## What the task requires
What lines of the data include the string "QuTech"? Copy them all.

[Dataset items]
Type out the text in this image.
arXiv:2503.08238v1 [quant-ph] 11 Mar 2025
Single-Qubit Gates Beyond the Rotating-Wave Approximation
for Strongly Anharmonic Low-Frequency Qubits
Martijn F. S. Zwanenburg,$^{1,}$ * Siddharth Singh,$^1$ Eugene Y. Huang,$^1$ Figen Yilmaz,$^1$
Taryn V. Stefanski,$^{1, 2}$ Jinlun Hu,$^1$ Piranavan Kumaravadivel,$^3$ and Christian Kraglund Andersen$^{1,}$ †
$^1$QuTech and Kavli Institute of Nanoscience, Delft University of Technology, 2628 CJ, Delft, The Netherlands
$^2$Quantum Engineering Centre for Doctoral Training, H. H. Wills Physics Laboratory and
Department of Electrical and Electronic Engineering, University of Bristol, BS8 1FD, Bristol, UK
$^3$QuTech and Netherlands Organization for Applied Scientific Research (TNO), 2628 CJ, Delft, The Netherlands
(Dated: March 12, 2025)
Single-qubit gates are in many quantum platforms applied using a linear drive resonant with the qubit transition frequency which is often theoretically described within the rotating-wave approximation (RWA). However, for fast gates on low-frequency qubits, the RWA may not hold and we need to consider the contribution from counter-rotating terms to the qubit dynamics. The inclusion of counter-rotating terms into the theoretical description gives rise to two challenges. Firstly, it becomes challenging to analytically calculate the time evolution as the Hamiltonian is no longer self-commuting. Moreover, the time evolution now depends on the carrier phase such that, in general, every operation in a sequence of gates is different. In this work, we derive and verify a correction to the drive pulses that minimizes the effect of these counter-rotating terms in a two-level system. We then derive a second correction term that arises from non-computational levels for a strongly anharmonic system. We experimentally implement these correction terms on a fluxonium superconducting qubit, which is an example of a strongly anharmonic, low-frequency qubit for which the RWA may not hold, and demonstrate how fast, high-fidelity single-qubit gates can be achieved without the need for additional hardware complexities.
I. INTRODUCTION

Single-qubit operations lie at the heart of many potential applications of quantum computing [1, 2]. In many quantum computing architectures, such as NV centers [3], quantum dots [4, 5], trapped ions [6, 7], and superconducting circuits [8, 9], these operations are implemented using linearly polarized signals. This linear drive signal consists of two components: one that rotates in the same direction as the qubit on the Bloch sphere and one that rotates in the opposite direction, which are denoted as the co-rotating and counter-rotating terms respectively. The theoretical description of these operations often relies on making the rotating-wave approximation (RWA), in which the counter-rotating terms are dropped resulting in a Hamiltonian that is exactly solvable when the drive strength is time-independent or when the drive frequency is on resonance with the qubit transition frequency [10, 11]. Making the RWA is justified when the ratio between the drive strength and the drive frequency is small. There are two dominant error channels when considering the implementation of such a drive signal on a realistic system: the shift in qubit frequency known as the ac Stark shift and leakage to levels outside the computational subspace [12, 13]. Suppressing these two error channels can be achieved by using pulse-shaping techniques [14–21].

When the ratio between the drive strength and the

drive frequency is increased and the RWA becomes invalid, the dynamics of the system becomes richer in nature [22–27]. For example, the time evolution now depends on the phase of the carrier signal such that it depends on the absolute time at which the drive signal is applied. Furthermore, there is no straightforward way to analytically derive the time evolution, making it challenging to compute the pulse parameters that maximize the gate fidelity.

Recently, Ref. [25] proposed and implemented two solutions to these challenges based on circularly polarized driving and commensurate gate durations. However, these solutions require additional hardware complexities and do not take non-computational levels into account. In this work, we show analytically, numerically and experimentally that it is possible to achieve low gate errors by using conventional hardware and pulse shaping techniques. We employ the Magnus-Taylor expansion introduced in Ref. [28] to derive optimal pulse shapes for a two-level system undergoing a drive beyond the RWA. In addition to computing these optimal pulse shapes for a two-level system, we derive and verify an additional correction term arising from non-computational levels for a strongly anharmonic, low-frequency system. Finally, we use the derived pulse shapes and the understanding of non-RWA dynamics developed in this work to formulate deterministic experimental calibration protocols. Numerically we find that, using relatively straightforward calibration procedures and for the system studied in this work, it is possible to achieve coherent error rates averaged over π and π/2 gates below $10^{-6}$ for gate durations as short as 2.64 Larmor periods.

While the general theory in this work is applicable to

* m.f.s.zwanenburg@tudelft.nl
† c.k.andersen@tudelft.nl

## The response
$^1$QuTech and Kavli Institute of Nanoscience, Delft University of Technology, 2628 CJ, Delft, The Netherlands
$^3$QuTech and Netherlands Organization for Applied Scientific Research (TNO), 2628 CJ, Delft, The Netherlands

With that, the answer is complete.